[Work required]
Return each line below word for word, in the same order.

(Data entries)

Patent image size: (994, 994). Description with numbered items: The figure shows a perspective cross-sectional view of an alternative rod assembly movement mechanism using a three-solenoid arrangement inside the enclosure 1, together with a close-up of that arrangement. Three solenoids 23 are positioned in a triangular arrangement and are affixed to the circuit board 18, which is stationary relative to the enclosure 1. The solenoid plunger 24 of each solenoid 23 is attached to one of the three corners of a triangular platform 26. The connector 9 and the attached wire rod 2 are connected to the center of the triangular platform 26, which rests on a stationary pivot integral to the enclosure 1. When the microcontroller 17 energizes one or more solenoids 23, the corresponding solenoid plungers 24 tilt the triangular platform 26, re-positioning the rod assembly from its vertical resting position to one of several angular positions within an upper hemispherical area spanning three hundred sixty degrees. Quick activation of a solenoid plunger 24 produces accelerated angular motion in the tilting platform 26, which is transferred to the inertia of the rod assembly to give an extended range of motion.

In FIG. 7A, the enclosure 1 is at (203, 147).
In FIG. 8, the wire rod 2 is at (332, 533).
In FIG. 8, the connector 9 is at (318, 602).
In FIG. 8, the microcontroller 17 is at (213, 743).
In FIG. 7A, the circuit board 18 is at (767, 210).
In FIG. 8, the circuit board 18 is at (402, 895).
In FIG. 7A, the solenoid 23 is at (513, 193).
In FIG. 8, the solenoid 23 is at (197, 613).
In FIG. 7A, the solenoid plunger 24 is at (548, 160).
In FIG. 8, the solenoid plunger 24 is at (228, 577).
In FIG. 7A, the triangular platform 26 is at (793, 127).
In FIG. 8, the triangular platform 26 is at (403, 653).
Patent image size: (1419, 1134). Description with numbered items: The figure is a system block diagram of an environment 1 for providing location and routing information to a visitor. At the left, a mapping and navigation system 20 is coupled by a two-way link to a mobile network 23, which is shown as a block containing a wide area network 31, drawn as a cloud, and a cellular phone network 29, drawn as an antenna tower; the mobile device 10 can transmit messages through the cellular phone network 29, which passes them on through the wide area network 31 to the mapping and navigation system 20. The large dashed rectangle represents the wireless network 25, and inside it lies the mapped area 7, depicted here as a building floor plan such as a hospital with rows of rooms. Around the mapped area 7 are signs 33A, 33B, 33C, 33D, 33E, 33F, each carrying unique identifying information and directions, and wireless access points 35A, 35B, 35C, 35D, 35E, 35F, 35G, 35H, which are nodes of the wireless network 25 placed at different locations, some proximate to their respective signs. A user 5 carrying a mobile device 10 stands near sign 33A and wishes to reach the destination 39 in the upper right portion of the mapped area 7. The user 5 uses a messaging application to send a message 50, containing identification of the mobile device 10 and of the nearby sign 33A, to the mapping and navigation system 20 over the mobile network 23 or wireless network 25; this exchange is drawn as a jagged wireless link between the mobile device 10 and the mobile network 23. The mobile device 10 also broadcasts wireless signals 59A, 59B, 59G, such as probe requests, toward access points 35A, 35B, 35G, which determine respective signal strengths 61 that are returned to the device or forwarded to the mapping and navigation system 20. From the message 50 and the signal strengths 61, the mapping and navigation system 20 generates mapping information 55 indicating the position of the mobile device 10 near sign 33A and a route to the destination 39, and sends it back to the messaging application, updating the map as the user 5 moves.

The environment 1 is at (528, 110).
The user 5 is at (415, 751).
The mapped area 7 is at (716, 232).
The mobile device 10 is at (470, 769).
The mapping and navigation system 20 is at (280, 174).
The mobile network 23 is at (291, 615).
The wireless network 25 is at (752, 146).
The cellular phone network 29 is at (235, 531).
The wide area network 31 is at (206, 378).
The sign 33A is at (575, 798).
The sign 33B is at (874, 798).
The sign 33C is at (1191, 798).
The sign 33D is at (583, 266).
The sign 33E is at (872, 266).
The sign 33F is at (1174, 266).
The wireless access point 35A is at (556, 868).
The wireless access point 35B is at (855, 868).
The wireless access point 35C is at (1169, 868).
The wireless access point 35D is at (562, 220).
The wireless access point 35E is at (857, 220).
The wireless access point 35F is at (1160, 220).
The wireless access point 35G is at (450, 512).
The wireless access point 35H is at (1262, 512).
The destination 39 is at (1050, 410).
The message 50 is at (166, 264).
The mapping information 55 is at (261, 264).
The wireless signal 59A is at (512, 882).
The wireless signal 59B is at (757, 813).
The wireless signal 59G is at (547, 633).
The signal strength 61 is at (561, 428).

[Solution to the problem]
Patent image size: (994, 994). Description with numbered items: The figure shows a perspective cross-sectional view of an alternative rod assembly movement mechanism using a three-solenoid arrangement inside the enclosure 1, together with a close-up of that arrangement. Three solenoids 23 are positioned in a triangular arrangement and are affixed to the circuit board 18, which is stationary relative to the enclosure 1. The solenoid plunger 24 of each solenoid 23 is attached to one of the three corners of a triangular platform 26. The connector 9 and the attached wire rod 2 are connected to the center of the triangular platform 26, which rests on a stationary pivot integral to the enclosure 1. When the microcontroller 17 energizes one or more solenoids 23, the corresponding solenoid plungers 24 tilt the triangular platform 26, re-positioning the rod assembly from its vertical resting position to one of several angular positions within an upper hemispherical area spanning three hundred sixty degrees. Quick activation of a solenoid plunger 24 produces accelerated angular motion in the tilting platform 26, which is transferred to the inertia of the rod assembly to give an extended range of motion.

In FIG. 7A, the enclosure 1 is at (203, 147).
In FIG. 8, the wire rod 2 is at (332, 533).
In FIG. 8, the connector 9 is at (318, 602).
In FIG. 8, the microcontroller 17 is at (213, 743).
In FIG. 7A, the circuit board 18 is at (767, 210).
In FIG. 8, the circuit board 18 is at (402, 895).
In FIG. 7A, the solenoid 23 is at (513, 193).
In FIG. 8, the solenoid 23 is at (197, 613).
In FIG. 7A, the solenoid plunger 24 is at (548, 160).
In FIG. 8, the solenoid plunger 24 is at (228, 577).
In FIG. 7A, the triangular platform 26 is at (793, 127).
In FIG. 8, the triangular platform 26 is at (403, 653).
Patent image size: (1419, 1134). Description with numbered items: The figure is a system block diagram of an environment 1 for providing location and routing information to a visitor. At the left, a mapping and navigation system 20 is coupled by a two-way link to a mobile network 23, which is shown as a block containing a wide area network 31, drawn as a cloud, and a cellular phone network 29, drawn as an antenna tower; the mobile device 10 can transmit messages through the cellular phone network 29, which passes them on through the wide area network 31 to the mapping and navigation system 20. The large dashed rectangle represents the wireless network 25, and inside it lies the mapped area 7, depicted here as a building floor plan such as a hospital with rows of rooms. Around the mapped area 7 are signs 33A, 33B, 33C, 33D, 33E, 33F, each carrying unique identifying information and directions, and wireless access points 35A, 35B, 35C, 35D, 35E, 35F, 35G, 35H, which are nodes of the wireless network 25 placed at different locations, some proximate to their respective signs. A user 5 carrying a mobile device 10 stands near sign 33A and wishes to reach the destination 39 in the upper right portion of the mapped area 7. The user 5 uses a messaging application to send a message 50, containing identification of the mobile device 10 and of the nearby sign 33A, to the mapping and navigation system 20 over the mobile network 23 or wireless network 25; this exchange is drawn as a jagged wireless link between the mobile device 10 and the mobile network 23. The mobile device 10 also broadcasts wireless signals 59A, 59B, 59G, such as probe requests, toward access points 35A, 35B, 35G, which determine respective signal strengths 61 that are returned to the device or forwarded to the mapping and navigation system 20. From the message 50 and the signal strengths 61, the mapping and navigation system 20 generates mapping information 55 indicating the position of the mobile device 10 near sign 33A and a route to the destination 39, and sends it back to the messaging application, updating the map as the user 5 moves.

The environment 1 is at (528, 110).
The user 5 is at (415, 751).
The mapped area 7 is at (716, 232).
The mobile device 10 is at (470, 769).
The mapping and navigation system 20 is at (280, 174).
The mobile network 23 is at (291, 615).
The wireless network 25 is at (752, 146).
The cellular phone network 29 is at (235, 531).
The wide area network 31 is at (206, 378).
The sign 33A is at (575, 798).
The sign 33B is at (874, 798).
The sign 33C is at (1191, 798).
The sign 33D is at (583, 266).
The sign 33E is at (872, 266).
The sign 33F is at (1174, 266).
The wireless access point 35A is at (556, 868).
The wireless access point 35B is at (855, 868).
The wireless access point 35C is at (1169, 868).
The wireless access point 35D is at (562, 220).
The wireless access point 35E is at (857, 220).
The wireless access point 35F is at (1160, 220).
The wireless access point 35G is at (450, 512).
The wireless access point 35H is at (1262, 512).
The destination 39 is at (1050, 410).
The message 50 is at (166, 264).
The mapping information 55 is at (261, 264).
The wireless signal 59A is at (512, 882).
The wireless signal 59B is at (757, 813).
The wireless signal 59G is at (547, 633).
The signal strength 61 is at (561, 428).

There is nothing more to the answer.